### [CHALLENGE]
From the listing below, copy every line with the word "hijo".

### [TASK DATA]
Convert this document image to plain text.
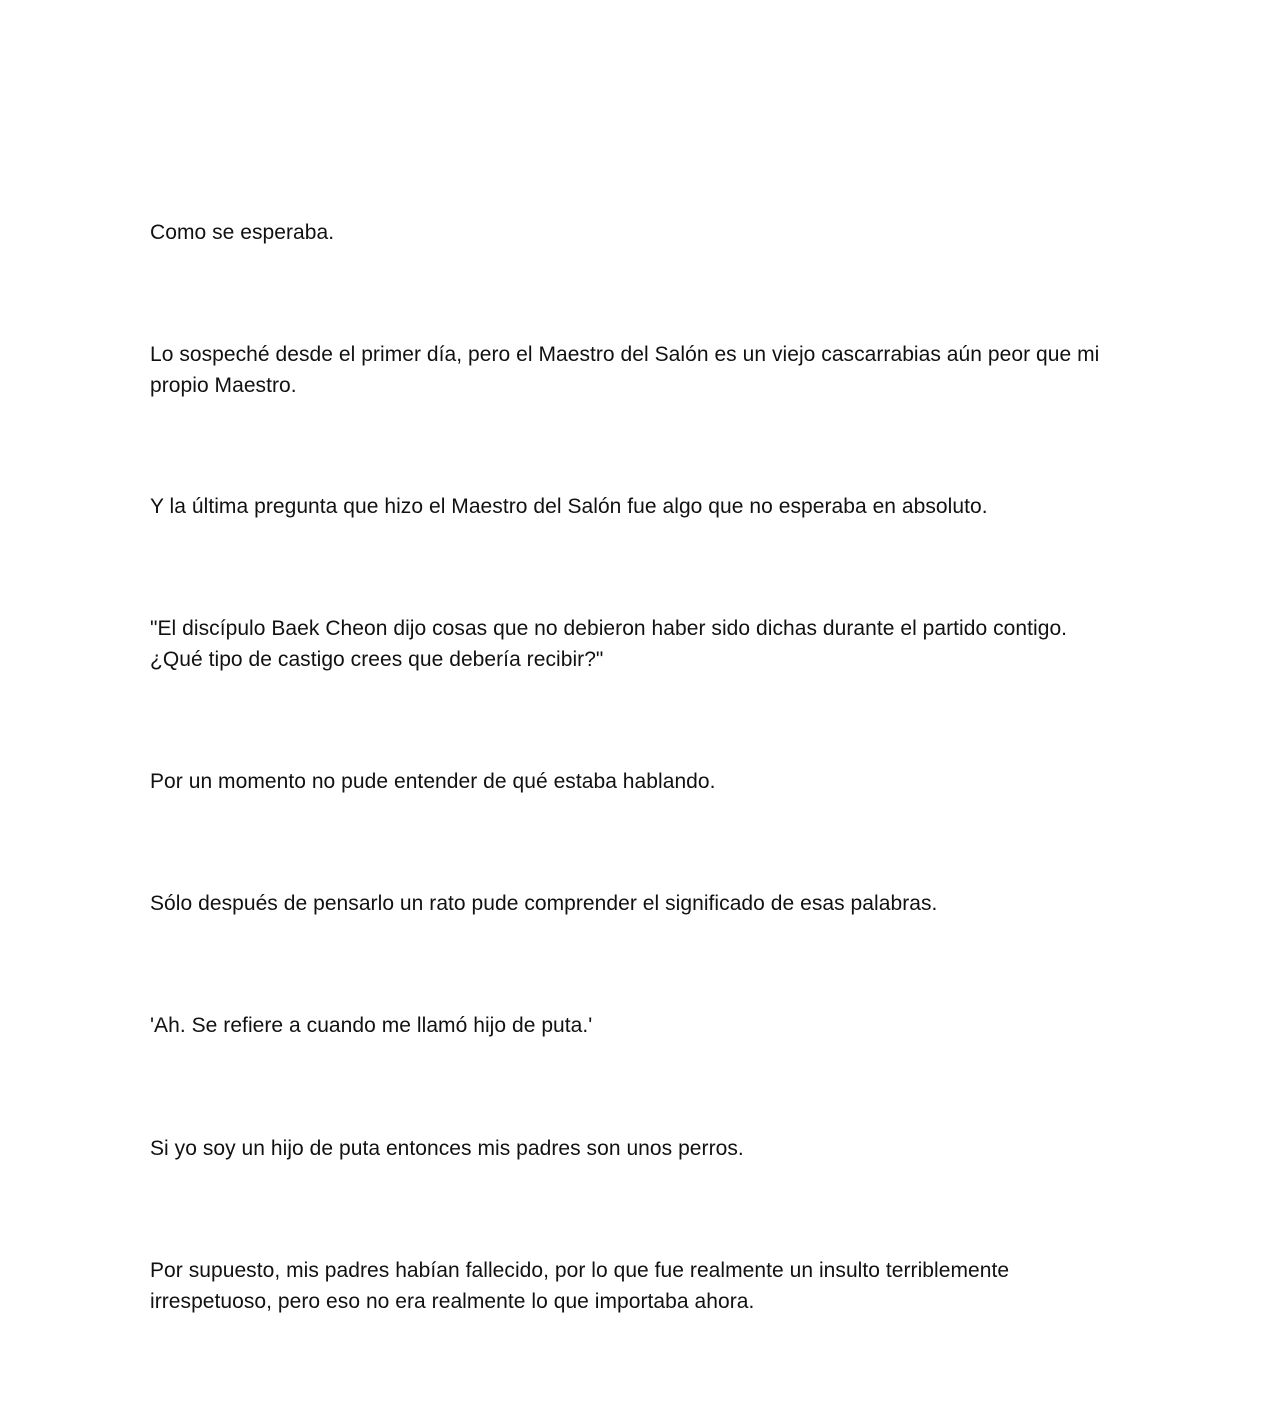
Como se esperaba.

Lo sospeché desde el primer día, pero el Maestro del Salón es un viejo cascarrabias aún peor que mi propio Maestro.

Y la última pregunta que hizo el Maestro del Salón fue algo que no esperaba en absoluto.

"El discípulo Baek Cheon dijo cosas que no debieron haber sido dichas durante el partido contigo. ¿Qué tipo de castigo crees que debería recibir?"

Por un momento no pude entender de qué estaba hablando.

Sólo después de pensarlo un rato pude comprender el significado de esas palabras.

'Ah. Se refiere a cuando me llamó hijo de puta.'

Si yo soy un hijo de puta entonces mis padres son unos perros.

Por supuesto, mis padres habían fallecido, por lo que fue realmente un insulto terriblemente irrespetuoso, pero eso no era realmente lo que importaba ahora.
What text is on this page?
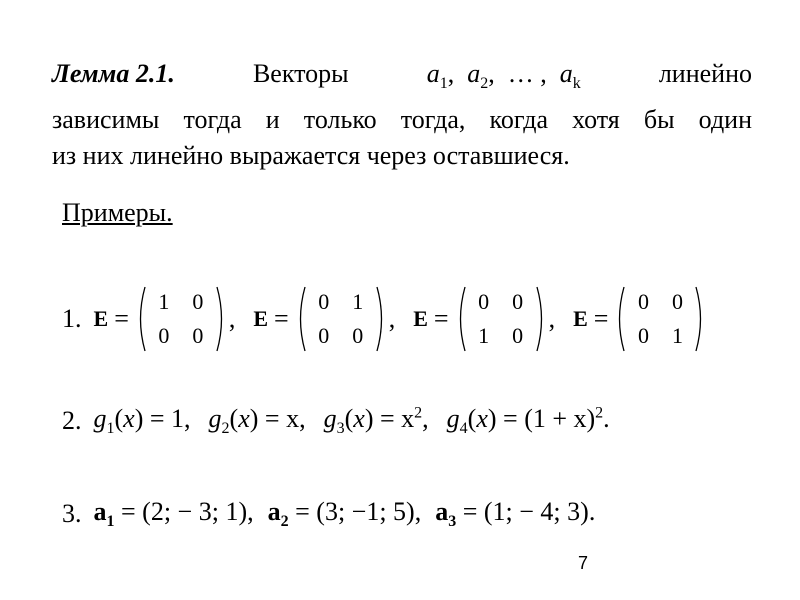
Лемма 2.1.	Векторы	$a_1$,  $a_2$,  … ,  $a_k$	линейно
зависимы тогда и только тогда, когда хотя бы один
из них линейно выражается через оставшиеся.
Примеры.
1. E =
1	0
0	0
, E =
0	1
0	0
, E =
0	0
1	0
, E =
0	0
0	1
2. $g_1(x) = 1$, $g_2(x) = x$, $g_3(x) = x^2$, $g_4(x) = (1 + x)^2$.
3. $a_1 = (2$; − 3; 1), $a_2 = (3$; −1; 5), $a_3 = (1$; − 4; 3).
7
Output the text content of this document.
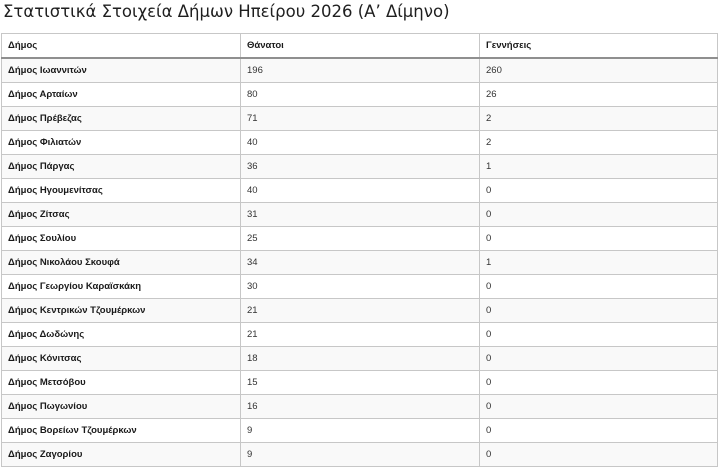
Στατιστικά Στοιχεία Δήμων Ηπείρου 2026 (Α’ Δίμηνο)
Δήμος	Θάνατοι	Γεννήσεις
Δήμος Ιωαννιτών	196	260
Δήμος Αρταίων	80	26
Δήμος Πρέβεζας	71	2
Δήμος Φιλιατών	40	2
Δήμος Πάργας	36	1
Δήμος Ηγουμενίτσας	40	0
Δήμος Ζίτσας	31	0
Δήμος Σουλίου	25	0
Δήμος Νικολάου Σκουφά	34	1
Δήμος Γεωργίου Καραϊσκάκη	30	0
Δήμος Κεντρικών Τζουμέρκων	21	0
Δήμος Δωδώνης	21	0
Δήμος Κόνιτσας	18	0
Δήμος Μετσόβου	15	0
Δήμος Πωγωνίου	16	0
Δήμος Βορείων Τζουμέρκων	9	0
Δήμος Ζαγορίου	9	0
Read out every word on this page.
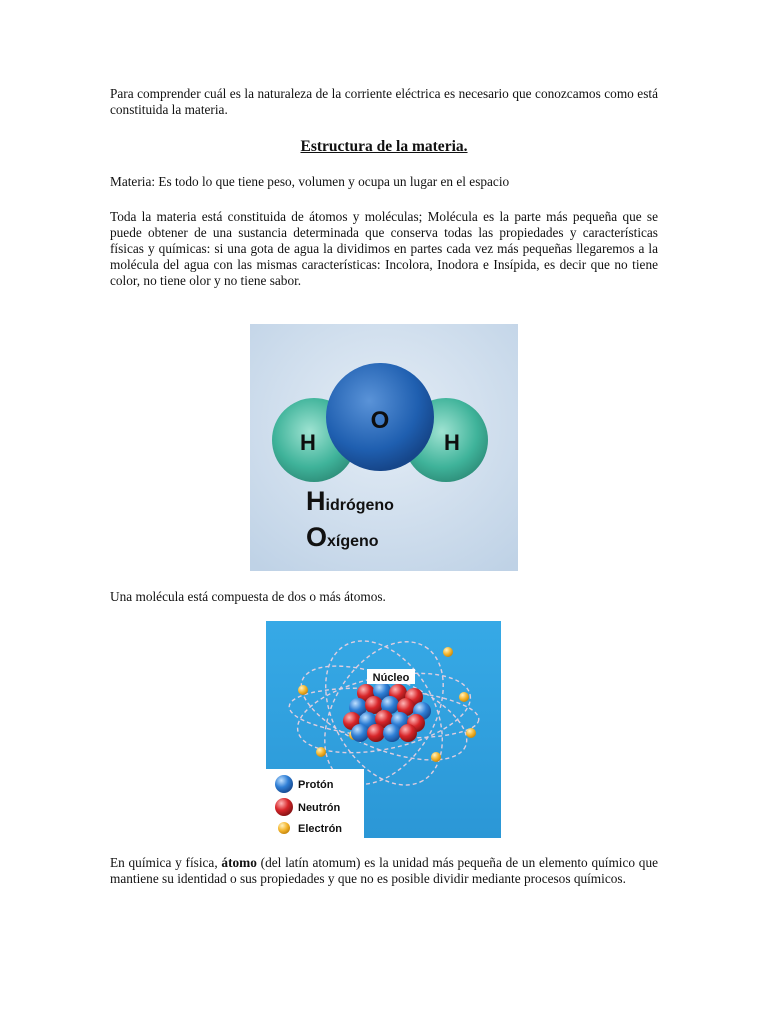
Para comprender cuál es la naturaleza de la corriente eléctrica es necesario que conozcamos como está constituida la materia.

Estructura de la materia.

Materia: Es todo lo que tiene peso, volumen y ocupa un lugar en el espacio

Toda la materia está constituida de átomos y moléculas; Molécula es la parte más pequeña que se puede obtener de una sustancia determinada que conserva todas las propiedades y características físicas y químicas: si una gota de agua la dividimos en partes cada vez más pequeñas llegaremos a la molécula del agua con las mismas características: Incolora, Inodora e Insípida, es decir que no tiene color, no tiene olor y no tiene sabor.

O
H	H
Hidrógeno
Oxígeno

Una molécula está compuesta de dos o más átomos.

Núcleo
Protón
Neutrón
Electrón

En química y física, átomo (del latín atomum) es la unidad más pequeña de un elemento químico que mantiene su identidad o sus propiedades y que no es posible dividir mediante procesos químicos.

### [WRITTEN SOLUTION]
'Ah. Se refiere a cuando me llamó hijo de puta.'
Si yo soy un hijo de puta entonces mis padres son unos perros.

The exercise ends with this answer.